Task data =
══════════════════════════════

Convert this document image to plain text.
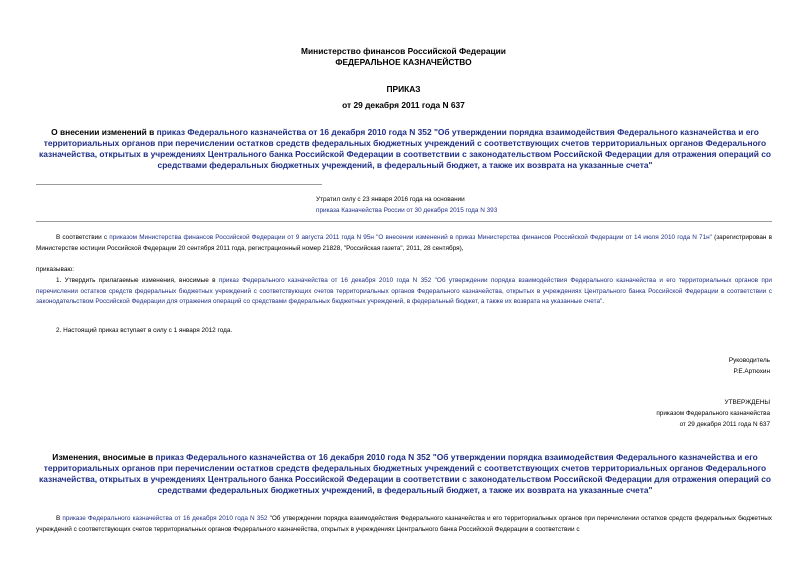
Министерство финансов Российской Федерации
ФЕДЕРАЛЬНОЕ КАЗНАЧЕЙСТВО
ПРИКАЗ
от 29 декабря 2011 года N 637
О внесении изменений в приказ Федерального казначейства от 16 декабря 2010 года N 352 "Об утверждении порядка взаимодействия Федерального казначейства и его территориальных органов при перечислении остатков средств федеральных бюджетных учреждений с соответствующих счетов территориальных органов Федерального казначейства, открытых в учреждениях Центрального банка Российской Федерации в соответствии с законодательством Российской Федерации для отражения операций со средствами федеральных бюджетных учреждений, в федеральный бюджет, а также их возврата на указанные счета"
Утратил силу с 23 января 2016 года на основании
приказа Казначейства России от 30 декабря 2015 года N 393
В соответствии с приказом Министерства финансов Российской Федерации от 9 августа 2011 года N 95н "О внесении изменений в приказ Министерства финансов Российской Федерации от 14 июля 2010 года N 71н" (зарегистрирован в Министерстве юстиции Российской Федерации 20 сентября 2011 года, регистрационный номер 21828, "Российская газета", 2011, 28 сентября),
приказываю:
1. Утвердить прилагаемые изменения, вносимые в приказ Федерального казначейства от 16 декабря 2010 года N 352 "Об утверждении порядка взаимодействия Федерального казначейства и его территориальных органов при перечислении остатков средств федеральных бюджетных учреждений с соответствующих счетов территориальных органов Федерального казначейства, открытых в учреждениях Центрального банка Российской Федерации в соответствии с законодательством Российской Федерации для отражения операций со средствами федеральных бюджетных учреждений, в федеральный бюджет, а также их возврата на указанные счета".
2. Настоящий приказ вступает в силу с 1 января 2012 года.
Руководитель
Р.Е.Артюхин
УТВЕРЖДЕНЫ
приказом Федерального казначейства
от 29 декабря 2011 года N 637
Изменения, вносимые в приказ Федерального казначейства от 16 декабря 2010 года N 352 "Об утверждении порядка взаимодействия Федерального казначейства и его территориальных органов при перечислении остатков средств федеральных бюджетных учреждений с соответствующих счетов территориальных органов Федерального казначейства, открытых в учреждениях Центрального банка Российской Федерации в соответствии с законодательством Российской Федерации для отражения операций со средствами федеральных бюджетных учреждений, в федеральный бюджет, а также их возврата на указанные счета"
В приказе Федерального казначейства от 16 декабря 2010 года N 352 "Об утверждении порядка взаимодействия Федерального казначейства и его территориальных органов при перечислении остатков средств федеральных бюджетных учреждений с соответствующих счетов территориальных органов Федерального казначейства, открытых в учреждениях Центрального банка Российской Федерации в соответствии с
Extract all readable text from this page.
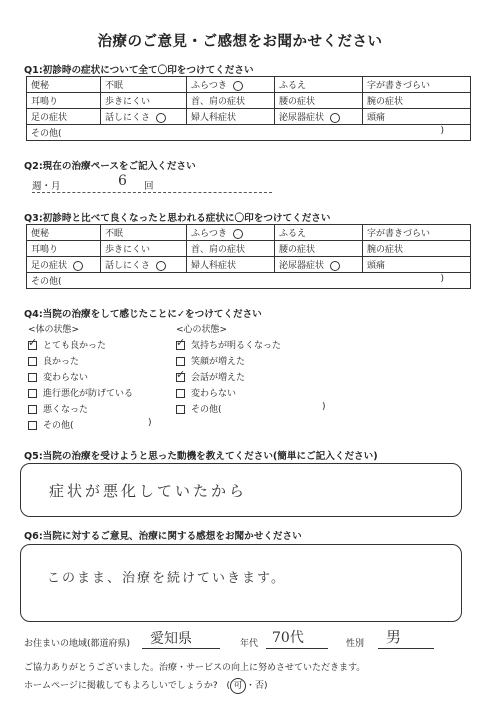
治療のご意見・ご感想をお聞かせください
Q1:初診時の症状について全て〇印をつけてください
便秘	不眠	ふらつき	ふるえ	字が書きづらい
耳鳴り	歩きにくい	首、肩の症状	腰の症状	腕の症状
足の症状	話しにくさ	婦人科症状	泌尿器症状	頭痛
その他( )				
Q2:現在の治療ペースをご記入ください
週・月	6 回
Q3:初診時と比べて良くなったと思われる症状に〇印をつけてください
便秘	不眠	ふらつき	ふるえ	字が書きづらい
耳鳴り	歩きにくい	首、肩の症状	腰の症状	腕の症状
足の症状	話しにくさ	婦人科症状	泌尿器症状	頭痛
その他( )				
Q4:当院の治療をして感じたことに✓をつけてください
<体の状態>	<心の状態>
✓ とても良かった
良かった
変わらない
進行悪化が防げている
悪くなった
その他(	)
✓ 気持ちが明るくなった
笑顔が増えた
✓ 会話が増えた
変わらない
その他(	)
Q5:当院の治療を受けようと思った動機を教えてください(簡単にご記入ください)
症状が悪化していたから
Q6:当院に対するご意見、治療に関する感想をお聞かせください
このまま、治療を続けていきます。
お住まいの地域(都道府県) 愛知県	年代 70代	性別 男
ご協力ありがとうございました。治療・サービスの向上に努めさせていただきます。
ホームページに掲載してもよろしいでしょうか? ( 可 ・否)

══════════════════════════════

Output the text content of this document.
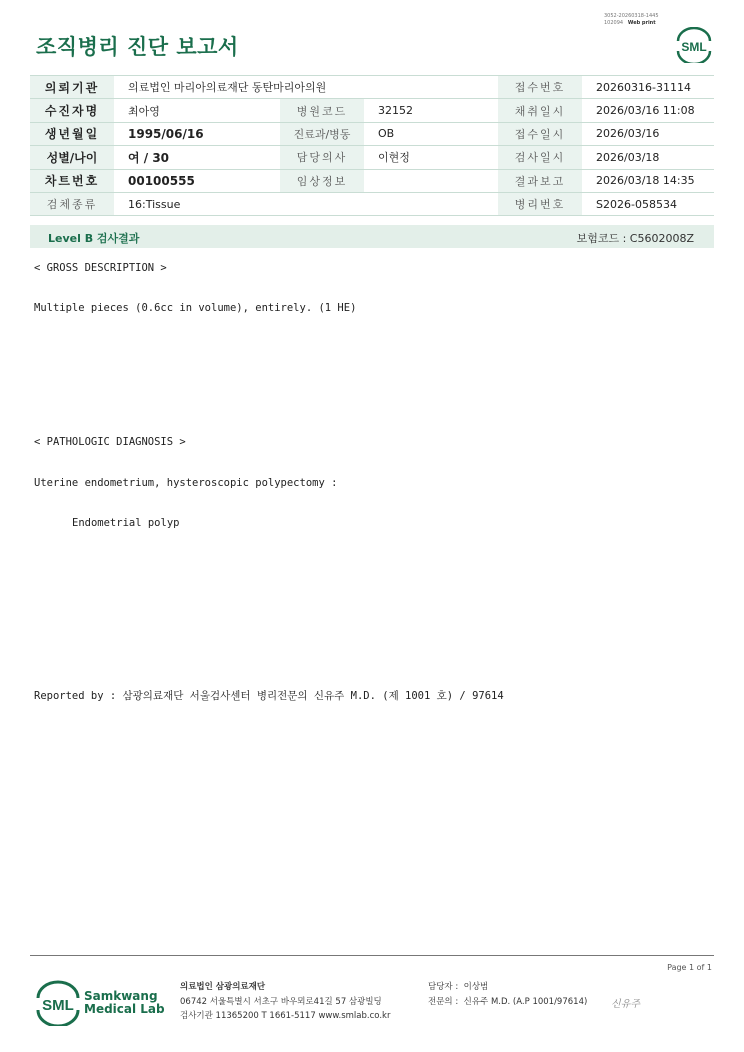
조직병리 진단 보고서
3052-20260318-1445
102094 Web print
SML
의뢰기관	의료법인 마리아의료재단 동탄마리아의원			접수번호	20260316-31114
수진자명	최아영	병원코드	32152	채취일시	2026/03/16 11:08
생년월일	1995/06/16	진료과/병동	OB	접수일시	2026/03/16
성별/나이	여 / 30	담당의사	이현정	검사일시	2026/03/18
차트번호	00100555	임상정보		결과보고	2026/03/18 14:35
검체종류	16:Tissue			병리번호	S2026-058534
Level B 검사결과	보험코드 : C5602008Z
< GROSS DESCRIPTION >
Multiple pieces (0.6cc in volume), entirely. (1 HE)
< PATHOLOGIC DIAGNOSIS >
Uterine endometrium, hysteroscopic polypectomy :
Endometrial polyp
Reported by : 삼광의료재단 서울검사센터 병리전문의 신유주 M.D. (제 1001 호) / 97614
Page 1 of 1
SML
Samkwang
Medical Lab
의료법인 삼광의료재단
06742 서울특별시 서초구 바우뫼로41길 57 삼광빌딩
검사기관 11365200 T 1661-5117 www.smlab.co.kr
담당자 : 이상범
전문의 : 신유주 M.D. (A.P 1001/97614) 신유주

══════════════════════════════

Task = Only the number is needed here: how many lines of the records contain "의료법인"?

Task output = 2